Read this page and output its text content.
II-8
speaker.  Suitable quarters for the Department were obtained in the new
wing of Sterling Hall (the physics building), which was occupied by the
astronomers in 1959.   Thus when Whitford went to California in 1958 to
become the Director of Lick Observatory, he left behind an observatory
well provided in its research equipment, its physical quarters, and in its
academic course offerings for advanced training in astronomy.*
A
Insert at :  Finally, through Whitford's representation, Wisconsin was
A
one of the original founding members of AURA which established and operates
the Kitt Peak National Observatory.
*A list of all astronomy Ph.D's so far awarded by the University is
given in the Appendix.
- - - -
* [PROBLEM TO WORK ON]
Copy all the records above precisely.

* [SOLUTION TO THE EXERCISE]
Read this page and output its text content.
II-8
speaker.  Suitable quarters for the Department were obtained in the new
wing of Sterling Hall (the physics building), which was occupied by the
astronomers in 1959.   Thus when Whitford went to California in 1958 to
become the Director of Lick Observatory, he left behind an observatory
well provided in its research equipment, its physical quarters, and in its
academic course offerings for advanced training in astronomy.*
A
Insert at :  Finally, through Whitford's representation, Wisconsin was
A
one of the original founding members of AURA which established and operates
the Kitt Peak National Observatory.
*A list of all astronomy Ph.D's so far awarded by the University is
given in the Appendix.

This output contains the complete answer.